- _PROBLEM DESCRIPTION_:
Extract the text of every entry below exactly; leave images out.

Stored data entries:
* start *
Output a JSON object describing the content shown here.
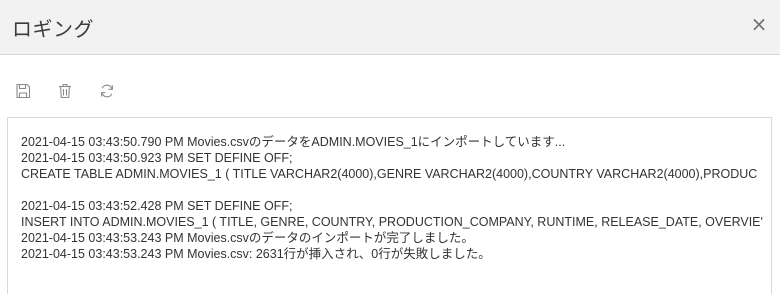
{
  "dialog": {
    "title": "ロギング",
    "close_label": "×"
  },
  "toolbar": {
    "buttons": [
      {
        "icon": "save-icon"
      },
      {
        "icon": "trash-icon"
      },
      {
        "icon": "refresh-icon"
      }
    ]
  },
  "log": {
    "lines": [
      "2021-04-15 03:43:50.790 PM Movies.csvのデータをADMIN.MOVIES_1にインポートしています...",
      "2021-04-15 03:43:50.923 PM SET DEFINE OFF;",
      "CREATE TABLE ADMIN.MOVIES_1 ( TITLE VARCHAR2(4000),GENRE VARCHAR2(4000),COUNTRY VARCHAR2(4000),PRODUC",
      "",
      "2021-04-15 03:43:52.428 PM SET DEFINE OFF;",
      "INSERT INTO ADMIN.MOVIES_1 ( TITLE, GENRE, COUNTRY, PRODUCTION_COMPANY, RUNTIME, RELEASE_DATE, OVERVIE'",
      "2021-04-15 03:43:53.243 PM Movies.csvのデータのインポートが完了しました。",
      "2021-04-15 03:43:53.243 PM Movies.csv: 2631行が挿入され、0行が失敗しました。"
    ]
  },
  "colors": {
    "header_bg": "#f2f2f2",
    "icon_gray": "#8a8a8a",
    "border": "#d9d9d9"
  }
}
* end *
- _EXERCISE RESULT_:
Output a JSON object describing the content shown here.
{
  "dialog": {
    "title": "ロギング",
    "close_label": "×"
  },
  "toolbar": {
    "buttons": [
      {
        "icon": "save-icon"
      },
      {
        "icon": "trash-icon"
      },
      {
        "icon": "refresh-icon"
      }
    ]
  },
  "log": {
    "lines": [
      "2021-04-15 03:43:50.790 PM Movies.csvのデータをADMIN.MOVIES_1にインポートしています...",
      "2021-04-15 03:43:50.923 PM SET DEFINE OFF;",
      "CREATE TABLE ADMIN.MOVIES_1 ( TITLE VARCHAR2(4000),GENRE VARCHAR2(4000),COUNTRY VARCHAR2(4000),PRODUC",
      "",
      "2021-04-15 03:43:52.428 PM SET DEFINE OFF;",
      "INSERT INTO ADMIN.MOVIES_1 ( TITLE, GENRE, COUNTRY, PRODUCTION_COMPANY, RUNTIME, RELEASE_DATE, OVERVIE'",
      "2021-04-15 03:43:53.243 PM Movies.csvのデータのインポートが完了しました。",
      "2021-04-15 03:43:53.243 PM Movies.csv: 2631行が挿入され、0行が失敗しました。"
    ]
  },
  "colors": {
    "header_bg": "#f2f2f2",
    "icon_gray": "#8a8a8a",
    "border": "#d9d9d9"
  }
}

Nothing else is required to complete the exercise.